The task: Restate the whole listing word for word. Pictures are left out.

# START OF Provided data

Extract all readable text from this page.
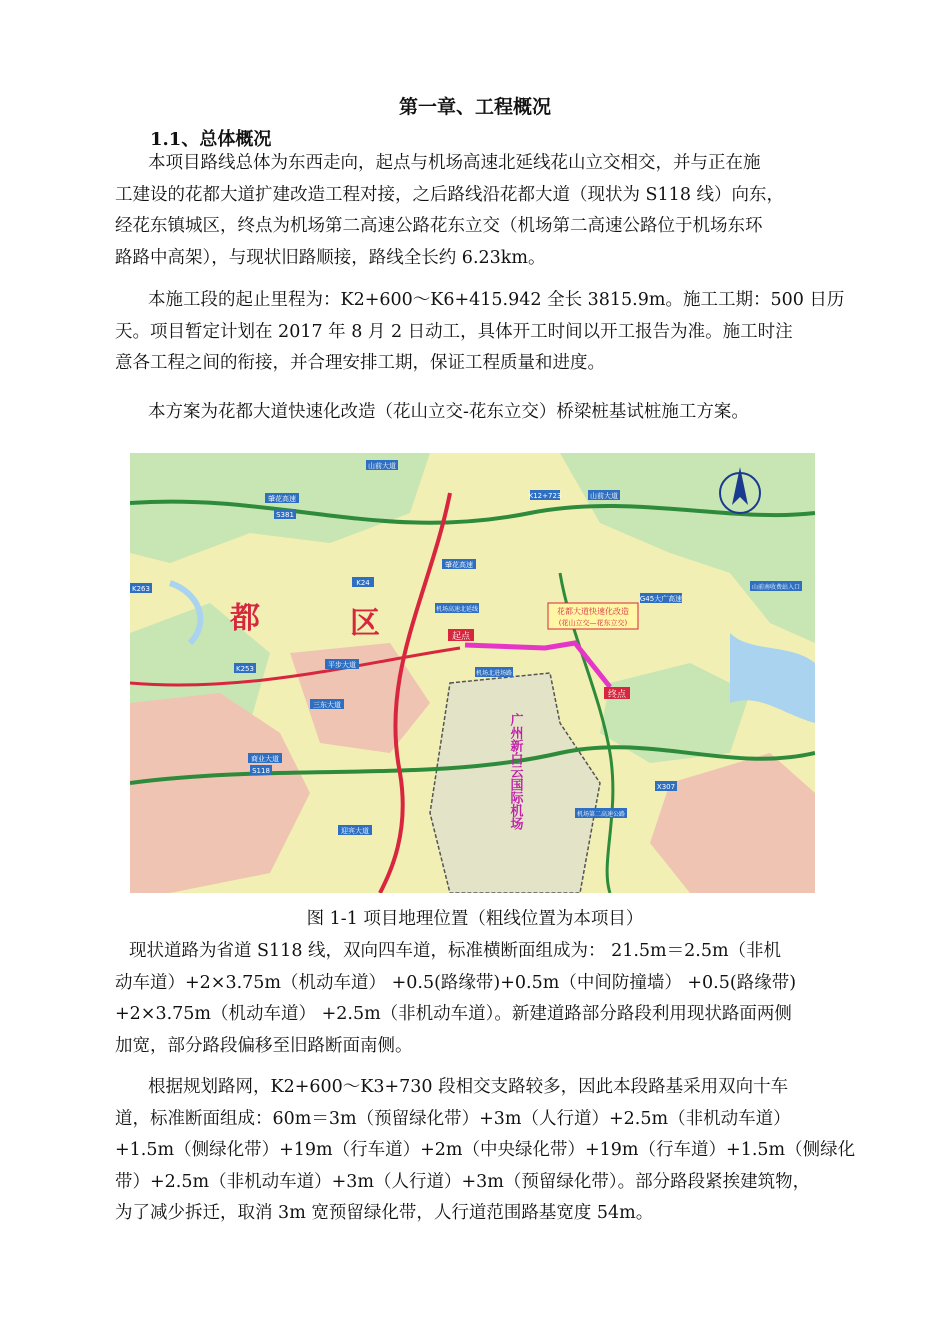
第一章、工程概况
1.1、总体概况
本项目路线总体为东西走向，起点与机场高速北延线花山立交相交，并与正在施
工建设的花都大道扩建改造工程对接，之后路线沿花都大道（现状为 S118 线）向东，
经花东镇城区，终点为机场第二高速公路花东立交（机场第二高速公路位于机场东环
路路中高架），与现状旧路顺接，路线全长约 6.23km。
本施工段的起止里程为：K2+600～K6+415.942 全长 3815.9m。施工工期：500 日历
天。项目暂定计划在 2017 年 8 月 2 日动工，具体开工时间以开工报告为准。施工时注
意各工程之间的衔接，并合理安排工期，保证工程质量和进度。
本方案为花都大道快速化改造（花山立交-花东立交）桥梁桩基试桩施工方案。
起点
终点
花都大道快速化改造
(花山立交—花东立交)
都	区
广州新白云国际机场
山前大道
肇花高速	山前大道
K12+723
肇花高速
机场高速北延线
机场第二高速公路
G45大广高速
平步大道
三东大道
商业大道
迎宾大道
S118
S381
K24
K253
K263
X307
机场北进场路
山前南收费站入口
图 1-1 项目地理位置（粗线位置为本项目）
现状道路为省道 S118 线，双向四车道，标准横断面组成为： 21.5m＝2.5m（非机
动车道）+2×3.75m（机动车道） +0.5(路缘带)+0.5m（中间防撞墙） +0.5(路缘带)
+2×3.75m（机动车道） +2.5m（非机动车道）。新建道路部分路段利用现状路面两侧
加宽，部分路段偏移至旧路断面南侧。
根据规划路网，K2+600～K3+730 段相交支路较多，因此本段路基采用双向十车
道，标准断面组成：60m＝3m（预留绿化带）+3m（人行道）+2.5m（非机动车道）
+1.5m（侧绿化带）+19m（行车道）+2m（中央绿化带）+19m（行车道）+1.5m（侧绿化
带）+2.5m（非机动车道）+3m（人行道）+3m（预留绿化带）。部分路段紧挨建筑物，
为了减少拆迁，取消 3m 宽预留绿化带，人行道范围路基宽度 54m。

# END OF Provided data

Problem solution:
Extract all readable text from this page.
第一章、工程概况
1.1、总体概况
本项目路线总体为东西走向，起点与机场高速北延线花山立交相交，并与正在施
工建设的花都大道扩建改造工程对接，之后路线沿花都大道（现状为 S118 线）向东，
经花东镇城区，终点为机场第二高速公路花东立交（机场第二高速公路位于机场东环
路路中高架），与现状旧路顺接，路线全长约 6.23km。
本施工段的起止里程为：K2+600～K6+415.942 全长 3815.9m。施工工期：500 日历
天。项目暂定计划在 2017 年 8 月 2 日动工，具体开工时间以开工报告为准。施工时注
意各工程之间的衔接，并合理安排工期，保证工程质量和进度。
本方案为花都大道快速化改造（花山立交-花东立交）桥梁桩基试桩施工方案。
起点
终点
花都大道快速化改造
(花山立交—花东立交)
都	区
广州新白云国际机场
山前大道
肇花高速	山前大道
K12+723
肇花高速
机场高速北延线
机场第二高速公路
G45大广高速
平步大道
三东大道
商业大道
迎宾大道
S118
S381
K24
K253
K263
X307
机场北进场路
山前南收费站入口
图 1-1 项目地理位置（粗线位置为本项目）
现状道路为省道 S118 线，双向四车道，标准横断面组成为： 21.5m＝2.5m（非机
动车道）+2×3.75m（机动车道） +0.5(路缘带)+0.5m（中间防撞墙） +0.5(路缘带)
+2×3.75m（机动车道） +2.5m（非机动车道）。新建道路部分路段利用现状路面两侧
加宽，部分路段偏移至旧路断面南侧。
根据规划路网，K2+600～K3+730 段相交支路较多，因此本段路基采用双向十车
道，标准断面组成：60m＝3m（预留绿化带）+3m（人行道）+2.5m（非机动车道）
+1.5m（侧绿化带）+19m（行车道）+2m（中央绿化带）+19m（行车道）+1.5m（侧绿化
带）+2.5m（非机动车道）+3m（人行道）+3m（预留绿化带）。部分路段紧挨建筑物，
为了减少拆迁，取消 3m 宽预留绿化带，人行道范围路基宽度 54m。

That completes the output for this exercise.